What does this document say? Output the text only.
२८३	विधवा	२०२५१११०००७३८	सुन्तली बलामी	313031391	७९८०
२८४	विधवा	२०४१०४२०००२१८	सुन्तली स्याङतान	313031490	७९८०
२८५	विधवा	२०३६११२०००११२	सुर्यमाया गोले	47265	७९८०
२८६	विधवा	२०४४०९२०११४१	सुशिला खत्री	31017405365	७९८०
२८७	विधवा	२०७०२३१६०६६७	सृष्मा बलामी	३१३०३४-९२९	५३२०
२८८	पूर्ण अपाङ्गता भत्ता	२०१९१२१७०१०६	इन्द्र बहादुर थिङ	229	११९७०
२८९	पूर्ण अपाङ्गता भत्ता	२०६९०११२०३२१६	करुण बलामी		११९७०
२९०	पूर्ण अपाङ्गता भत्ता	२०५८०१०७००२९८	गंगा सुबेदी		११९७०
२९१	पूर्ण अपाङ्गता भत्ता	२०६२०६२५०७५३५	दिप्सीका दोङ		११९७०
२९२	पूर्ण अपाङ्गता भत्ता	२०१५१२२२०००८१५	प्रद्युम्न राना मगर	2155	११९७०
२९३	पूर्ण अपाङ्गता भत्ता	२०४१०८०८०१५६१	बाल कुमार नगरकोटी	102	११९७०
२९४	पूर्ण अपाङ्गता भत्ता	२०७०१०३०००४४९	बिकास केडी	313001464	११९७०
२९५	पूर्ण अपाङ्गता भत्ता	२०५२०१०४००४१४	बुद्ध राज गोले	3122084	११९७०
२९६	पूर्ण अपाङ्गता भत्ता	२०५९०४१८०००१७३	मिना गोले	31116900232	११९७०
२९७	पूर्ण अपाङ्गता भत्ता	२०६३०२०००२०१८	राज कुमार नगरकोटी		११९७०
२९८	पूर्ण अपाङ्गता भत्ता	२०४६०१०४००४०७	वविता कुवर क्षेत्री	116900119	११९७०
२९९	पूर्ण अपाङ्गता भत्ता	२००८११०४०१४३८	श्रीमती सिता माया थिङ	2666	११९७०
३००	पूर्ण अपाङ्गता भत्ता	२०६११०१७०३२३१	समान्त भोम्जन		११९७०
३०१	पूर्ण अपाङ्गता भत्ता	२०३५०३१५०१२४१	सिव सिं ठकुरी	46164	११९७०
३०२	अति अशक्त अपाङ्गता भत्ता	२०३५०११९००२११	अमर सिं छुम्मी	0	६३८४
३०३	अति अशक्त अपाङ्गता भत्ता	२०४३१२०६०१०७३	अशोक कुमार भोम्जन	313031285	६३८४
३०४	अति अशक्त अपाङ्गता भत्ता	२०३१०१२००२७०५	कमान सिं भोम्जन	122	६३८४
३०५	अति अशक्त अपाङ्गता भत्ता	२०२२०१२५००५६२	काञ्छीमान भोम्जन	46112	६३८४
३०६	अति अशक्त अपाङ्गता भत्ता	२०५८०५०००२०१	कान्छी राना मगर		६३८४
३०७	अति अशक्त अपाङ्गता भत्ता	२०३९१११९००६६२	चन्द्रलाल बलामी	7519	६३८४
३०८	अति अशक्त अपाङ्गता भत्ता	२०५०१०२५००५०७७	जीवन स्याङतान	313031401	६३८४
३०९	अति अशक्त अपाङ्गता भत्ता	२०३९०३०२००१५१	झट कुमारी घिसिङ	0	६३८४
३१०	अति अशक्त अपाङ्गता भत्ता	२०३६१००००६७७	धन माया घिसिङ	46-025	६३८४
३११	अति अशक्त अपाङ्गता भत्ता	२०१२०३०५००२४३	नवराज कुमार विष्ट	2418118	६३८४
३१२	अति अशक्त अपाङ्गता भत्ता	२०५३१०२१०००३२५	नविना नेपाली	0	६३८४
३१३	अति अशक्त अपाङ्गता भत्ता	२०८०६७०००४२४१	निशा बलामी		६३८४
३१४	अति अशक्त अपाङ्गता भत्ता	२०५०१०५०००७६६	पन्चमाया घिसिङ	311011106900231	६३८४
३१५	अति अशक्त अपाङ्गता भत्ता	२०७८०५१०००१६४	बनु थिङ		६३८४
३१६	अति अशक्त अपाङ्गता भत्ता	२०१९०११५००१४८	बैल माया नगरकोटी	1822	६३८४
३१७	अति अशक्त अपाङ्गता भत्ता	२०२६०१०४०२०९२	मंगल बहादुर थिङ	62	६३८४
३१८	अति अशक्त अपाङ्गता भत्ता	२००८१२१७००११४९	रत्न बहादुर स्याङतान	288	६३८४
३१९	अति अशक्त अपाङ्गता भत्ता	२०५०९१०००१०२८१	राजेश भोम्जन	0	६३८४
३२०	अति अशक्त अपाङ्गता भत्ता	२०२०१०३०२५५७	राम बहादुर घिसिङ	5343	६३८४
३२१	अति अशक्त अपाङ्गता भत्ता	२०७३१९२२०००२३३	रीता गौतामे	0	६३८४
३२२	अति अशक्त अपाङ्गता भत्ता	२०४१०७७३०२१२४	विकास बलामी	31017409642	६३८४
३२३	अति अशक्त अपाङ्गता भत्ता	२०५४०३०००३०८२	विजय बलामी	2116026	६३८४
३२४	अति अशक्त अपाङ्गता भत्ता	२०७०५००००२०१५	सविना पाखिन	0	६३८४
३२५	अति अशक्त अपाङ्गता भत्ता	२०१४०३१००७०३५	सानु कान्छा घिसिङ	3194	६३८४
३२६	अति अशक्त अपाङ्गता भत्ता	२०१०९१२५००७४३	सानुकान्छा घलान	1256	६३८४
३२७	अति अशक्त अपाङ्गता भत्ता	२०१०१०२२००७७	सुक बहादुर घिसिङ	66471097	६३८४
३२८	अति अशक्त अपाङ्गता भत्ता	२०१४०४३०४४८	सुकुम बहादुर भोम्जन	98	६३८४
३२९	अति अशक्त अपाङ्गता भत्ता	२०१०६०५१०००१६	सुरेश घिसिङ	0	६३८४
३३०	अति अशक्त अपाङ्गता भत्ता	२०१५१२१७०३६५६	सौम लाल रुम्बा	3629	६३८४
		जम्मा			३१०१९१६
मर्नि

======

Work to do: Copy every line that includes the string "नगरक" from the material above.

Solution to this exercise:
२९३	पूर्ण अपाङ्गता भत्ता	२०४१०८०८०१५६१	बाल कुमार नगरकोटी	102	११९७०
२९७	पूर्ण अपाङ्गता भत्ता	२०६३०२०००२०१८	राज कुमार नगरकोटी		११९७०
३१६	अति अशक्त अपाङ्गता भत्ता	२०१९०११५००१४८	बैल माया नगरकोटी	1822	६३८४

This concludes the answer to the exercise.